#### Entries supplied

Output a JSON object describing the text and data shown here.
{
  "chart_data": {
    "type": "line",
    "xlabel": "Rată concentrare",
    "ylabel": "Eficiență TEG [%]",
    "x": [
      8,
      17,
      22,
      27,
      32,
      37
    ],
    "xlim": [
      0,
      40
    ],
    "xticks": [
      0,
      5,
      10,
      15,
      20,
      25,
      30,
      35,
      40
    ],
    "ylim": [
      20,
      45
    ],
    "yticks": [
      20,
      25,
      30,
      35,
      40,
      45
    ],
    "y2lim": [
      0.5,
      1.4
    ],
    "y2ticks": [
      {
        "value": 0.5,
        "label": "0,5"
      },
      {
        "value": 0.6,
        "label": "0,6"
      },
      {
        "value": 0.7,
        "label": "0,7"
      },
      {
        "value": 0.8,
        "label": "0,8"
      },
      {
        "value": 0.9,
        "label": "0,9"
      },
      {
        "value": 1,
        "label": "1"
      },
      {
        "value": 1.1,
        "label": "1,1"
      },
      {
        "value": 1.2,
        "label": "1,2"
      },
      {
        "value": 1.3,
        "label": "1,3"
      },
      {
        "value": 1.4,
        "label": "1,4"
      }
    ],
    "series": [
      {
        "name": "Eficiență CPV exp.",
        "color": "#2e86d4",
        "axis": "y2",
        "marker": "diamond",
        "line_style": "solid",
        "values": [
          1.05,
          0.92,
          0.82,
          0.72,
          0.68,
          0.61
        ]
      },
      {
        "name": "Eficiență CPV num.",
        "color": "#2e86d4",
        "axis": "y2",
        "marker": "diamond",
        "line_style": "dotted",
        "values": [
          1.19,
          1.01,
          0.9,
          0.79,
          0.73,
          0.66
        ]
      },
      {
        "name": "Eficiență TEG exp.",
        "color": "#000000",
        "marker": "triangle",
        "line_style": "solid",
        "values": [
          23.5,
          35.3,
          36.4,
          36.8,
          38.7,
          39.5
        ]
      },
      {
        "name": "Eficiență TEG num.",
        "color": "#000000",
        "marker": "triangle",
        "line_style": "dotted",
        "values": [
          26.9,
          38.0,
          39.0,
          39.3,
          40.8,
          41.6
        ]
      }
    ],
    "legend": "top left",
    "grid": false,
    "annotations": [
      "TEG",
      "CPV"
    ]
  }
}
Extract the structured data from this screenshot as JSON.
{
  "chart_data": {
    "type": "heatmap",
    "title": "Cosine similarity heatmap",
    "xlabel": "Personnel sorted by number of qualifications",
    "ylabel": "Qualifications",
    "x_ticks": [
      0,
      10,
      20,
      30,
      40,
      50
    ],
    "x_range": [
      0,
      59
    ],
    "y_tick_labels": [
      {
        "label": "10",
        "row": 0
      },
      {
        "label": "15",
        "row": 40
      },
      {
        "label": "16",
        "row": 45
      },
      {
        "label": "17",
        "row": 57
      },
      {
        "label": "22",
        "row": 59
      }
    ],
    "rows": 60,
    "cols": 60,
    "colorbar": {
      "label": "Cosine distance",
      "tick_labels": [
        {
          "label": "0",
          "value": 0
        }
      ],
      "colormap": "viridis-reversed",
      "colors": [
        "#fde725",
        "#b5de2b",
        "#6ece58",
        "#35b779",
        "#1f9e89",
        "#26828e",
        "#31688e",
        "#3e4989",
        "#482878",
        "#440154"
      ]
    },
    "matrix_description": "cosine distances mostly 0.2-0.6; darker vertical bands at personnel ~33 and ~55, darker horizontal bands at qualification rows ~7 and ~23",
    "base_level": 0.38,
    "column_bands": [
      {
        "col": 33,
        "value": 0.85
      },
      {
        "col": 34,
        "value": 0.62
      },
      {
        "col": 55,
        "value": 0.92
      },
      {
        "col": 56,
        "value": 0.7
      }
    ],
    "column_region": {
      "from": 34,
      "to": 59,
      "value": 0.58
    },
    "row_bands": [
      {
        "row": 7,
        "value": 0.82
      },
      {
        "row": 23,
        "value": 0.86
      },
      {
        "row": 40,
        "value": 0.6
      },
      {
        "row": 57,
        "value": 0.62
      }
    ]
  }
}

#### Goal
Give back the whole listing exactly as it reads.

#### The answer
Output a JSON object describing the text and data shown here.
{
  "chart_data": {
    "type": "line",
    "xlabel": "Rată concentrare",
    "ylabel": "Eficiență TEG [%]",
    "x": [
      8,
      17,
      22,
      27,
      32,
      37
    ],
    "xlim": [
      0,
      40
    ],
    "xticks": [
      0,
      5,
      10,
      15,
      20,
      25,
      30,
      35,
      40
    ],
    "ylim": [
      20,
      45
    ],
    "yticks": [
      20,
      25,
      30,
      35,
      40,
      45
    ],
    "y2lim": [
      0.5,
      1.4
    ],
    "y2ticks": [
      {
        "value": 0.5,
        "label": "0,5"
      },
      {
        "value": 0.6,
        "label": "0,6"
      },
      {
        "value": 0.7,
        "label": "0,7"
      },
      {
        "value": 0.8,
        "label": "0,8"
      },
      {
        "value": 0.9,
        "label": "0,9"
      },
      {
        "value": 1,
        "label": "1"
      },
      {
        "value": 1.1,
        "label": "1,1"
      },
      {
        "value": 1.2,
        "label": "1,2"
      },
      {
        "value": 1.3,
        "label": "1,3"
      },
      {
        "value": 1.4,
        "label": "1,4"
      }
    ],
    "series": [
      {
        "name": "Eficiență CPV exp.",
        "color": "#2e86d4",
        "axis": "y2",
        "marker": "diamond",
        "line_style": "solid",
        "values": [
          1.05,
          0.92,
          0.82,
          0.72,
          0.68,
          0.61
        ]
      },
      {
        "name": "Eficiență CPV num.",
        "color": "#2e86d4",
        "axis": "y2",
        "marker": "diamond",
        "line_style": "dotted",
        "values": [
          1.19,
          1.01,
          0.9,
          0.79,
          0.73,
          0.66
        ]
      },
      {
        "name": "Eficiență TEG exp.",
        "color": "#000000",
        "marker": "triangle",
        "line_style": "solid",
        "values": [
          23.5,
          35.3,
          36.4,
          36.8,
          38.7,
          39.5
        ]
      },
      {
        "name": "Eficiență TEG num.",
        "color": "#000000",
        "marker": "triangle",
        "line_style": "dotted",
        "values": [
          26.9,
          38.0,
          39.0,
          39.3,
          40.8,
          41.6
        ]
      }
    ],
    "legend": "top left",
    "grid": false,
    "annotations": [
      "TEG",
      "CPV"
    ]
  }
}
Extract the structured data from this screenshot as JSON.
{
  "chart_data": {
    "type": "heatmap",
    "title": "Cosine similarity heatmap",
    "xlabel": "Personnel sorted by number of qualifications",
    "ylabel": "Qualifications",
    "x_ticks": [
      0,
      10,
      20,
      30,
      40,
      50
    ],
    "x_range": [
      0,
      59
    ],
    "y_tick_labels": [
      {
        "label": "10",
        "row": 0
      },
      {
        "label": "15",
        "row": 40
      },
      {
        "label": "16",
        "row": 45
      },
      {
        "label": "17",
        "row": 57
      },
      {
        "label": "22",
        "row": 59
      }
    ],
    "rows": 60,
    "cols": 60,
    "colorbar": {
      "label": "Cosine distance",
      "tick_labels": [
        {
          "label": "0",
          "value": 0
        }
      ],
      "colormap": "viridis-reversed",
      "colors": [
        "#fde725",
        "#b5de2b",
        "#6ece58",
        "#35b779",
        "#1f9e89",
        "#26828e",
        "#31688e",
        "#3e4989",
        "#482878",
        "#440154"
      ]
    },
    "matrix_description": "cosine distances mostly 0.2-0.6; darker vertical bands at personnel ~33 and ~55, darker horizontal bands at qualification rows ~7 and ~23",
    "base_level": 0.38,
    "column_bands": [
      {
        "col": 33,
        "value": 0.85
      },
      {
        "col": 34,
        "value": 0.62
      },
      {
        "col": 55,
        "value": 0.92
      },
      {
        "col": 56,
        "value": 0.7
      }
    ],
    "column_region": {
      "from": 34,
      "to": 59,
      "value": 0.58
    },
    "row_bands": [
      {
        "row": 7,
        "value": 0.82
      },
      {
        "row": 23,
        "value": 0.86
      },
      {
        "row": 40,
        "value": 0.6
      },
      {
        "row": 57,
        "value": 0.62
      }
    ]
  }
}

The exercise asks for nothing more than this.